++++ Supplied information ++++

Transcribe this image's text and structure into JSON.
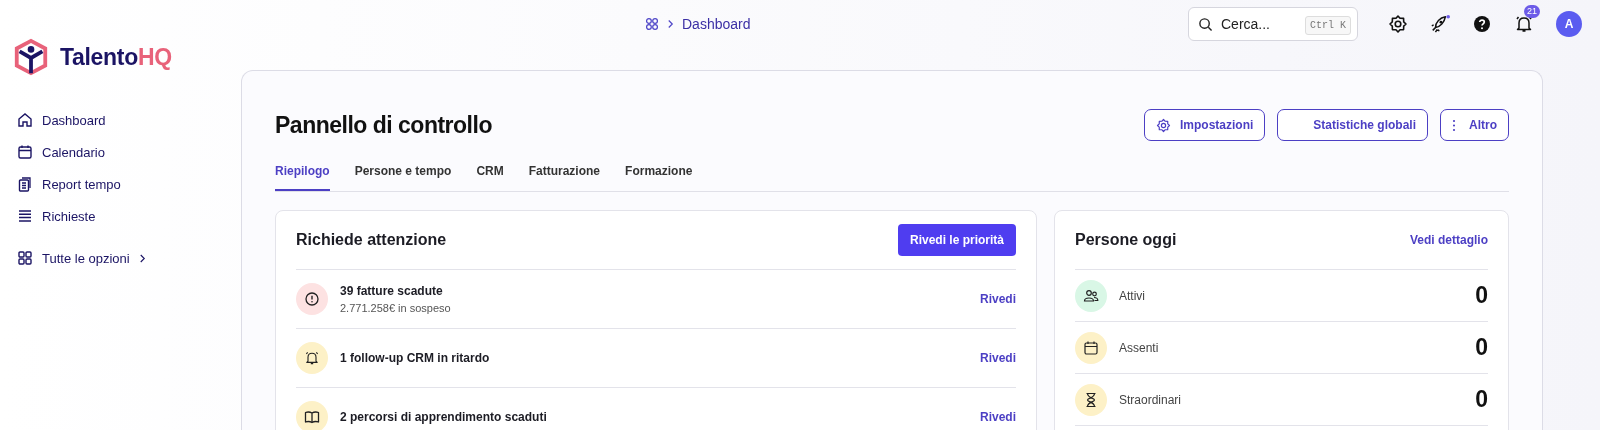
{
  "brand": {
    "name": "Talento",
    "accent": "HQ"
  },
  "sidebar": {
    "items": [
      {
        "label": "Dashboard",
        "kind": "home"
      },
      {
        "label": "Calendario",
        "kind": "calendar"
      },
      {
        "label": "Report tempo",
        "kind": "clipboard"
      },
      {
        "label": "Richieste",
        "kind": "list"
      }
    ],
    "more": "Tutte le opzioni"
  },
  "breadcrumb": {
    "current": "Dashboard"
  },
  "search": {
    "placeholder": "Cerca...",
    "shortcut": "Ctrl K"
  },
  "notifications": {
    "count": "21"
  },
  "avatar": "A",
  "page": {
    "title": "Pannello di controllo",
    "actions": [
      {
        "label": "Impostazioni",
        "kind": "gear"
      },
      {
        "label": "Statistiche globali",
        "kind": "blank"
      },
      {
        "label": "Altro",
        "kind": "dots"
      }
    ]
  },
  "tabs": [
    {
      "label": "Riepilogo",
      "selected": true
    },
    {
      "label": "Persone e tempo",
      "selected": false
    },
    {
      "label": "CRM",
      "selected": false
    },
    {
      "label": "Fatturazione",
      "selected": false
    },
    {
      "label": "Formazione",
      "selected": false
    }
  ],
  "attention": {
    "title": "Richiede attenzione",
    "button": "Rivedi le priorità",
    "items": [
      {
        "kind": "alert",
        "color": "#fde2e2",
        "title": "39 fatture scadute",
        "subtitle": "2.771.258€ in sospeso",
        "action": "Rivedi"
      },
      {
        "kind": "bell",
        "color": "#fdf1c7",
        "title": "1 follow-up CRM in ritardo",
        "action": "Rivedi"
      },
      {
        "kind": "book",
        "color": "#fdf1c7",
        "title": "2 percorsi di apprendimento scaduti",
        "action": "Rivedi"
      }
    ]
  },
  "people": {
    "title": "Persone oggi",
    "link": "Vedi dettaglio",
    "items": [
      {
        "kind": "people",
        "color": "#d9f7e6",
        "label": "Attivi",
        "value": "0"
      },
      {
        "kind": "calendar",
        "color": "#fdf1c7",
        "label": "Assenti",
        "value": "0"
      },
      {
        "kind": "hourglass",
        "color": "#fdf1c7",
        "label": "Straordinari",
        "value": "0"
      }
    ]
  }
}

++++

- **Work to do**: Go through the preceding material and copy each line that has the word "Persone".

- **Solution for this problem**:
      "label": "Persone e tempo",
    "title": "Persone oggi",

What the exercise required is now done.